Material supplied =

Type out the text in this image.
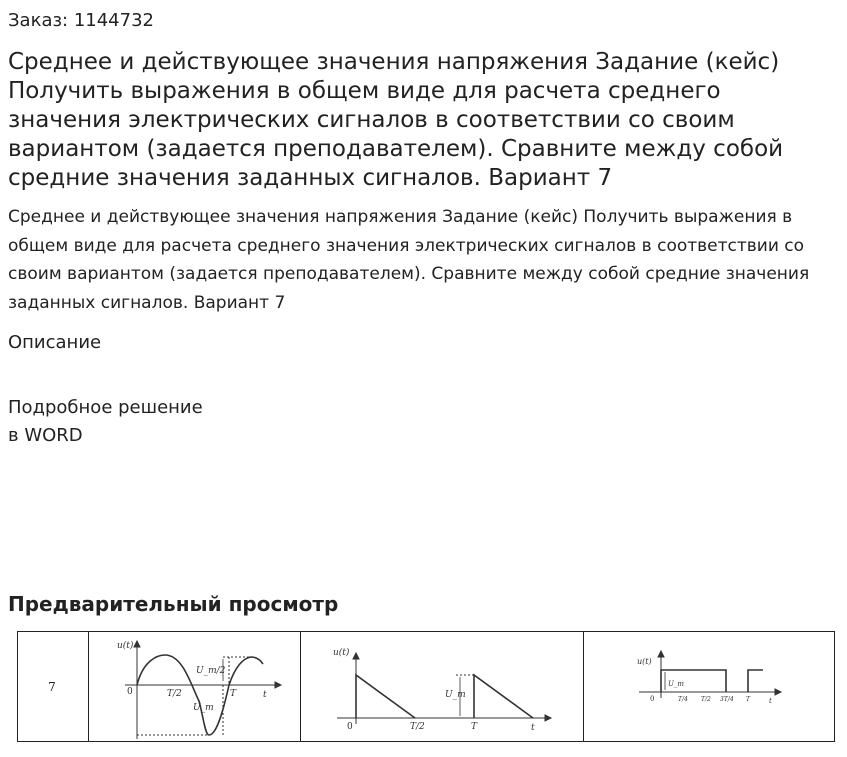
Заказ: 1144732
Среднее и действующее значения напряжения Задание (кейс) Получить выражения в общем виде для расчета среднего значения электрических сигналов в соответствии со своим вариантом (задается преподавателем). Сравните между собой средние значения заданных сигналов. Вариант 7
Среднее и действующее значения напряжения Задание (кейс) Получить выражения в общем виде для расчета среднего значения электрических сигналов в соответствии со своим вариантом (задается преподавателем). Сравните между собой средние значения заданных сигналов. Вариант 7
Описание
Подробное решение
в WORD
Предварительный просмотр
7
u(t)
0	T/2	T	t
U_m/2
U_m
u(t)
0	T/2	T	t
U_m
u(t)
0	T/4 T/2 3T/4 T	t
U_m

Your goal = Return all of the entries exactly as written, but drop any pictures they hold.

Solution =
Type out the text in this image.
Заказ: 1144732
Среднее и действующее значения напряжения Задание (кейс) Получить выражения в общем виде для расчета среднего значения электрических сигналов в соответствии со своим вариантом (задается преподавателем). Сравните между собой средние значения заданных сигналов. Вариант 7
Среднее и действующее значения напряжения Задание (кейс) Получить выражения в общем виде для расчета среднего значения электрических сигналов в соответствии со своим вариантом (задается преподавателем). Сравните между собой средние значения заданных сигналов. Вариант 7
Описание
Подробное решение
в WORD
Предварительный просмотр
7
u(t)
0	T/2	T	t
U_m/2
U_m
u(t)
0	T/2	T	t
U_m
u(t)
0	T/4 T/2 3T/4 T	t
U_m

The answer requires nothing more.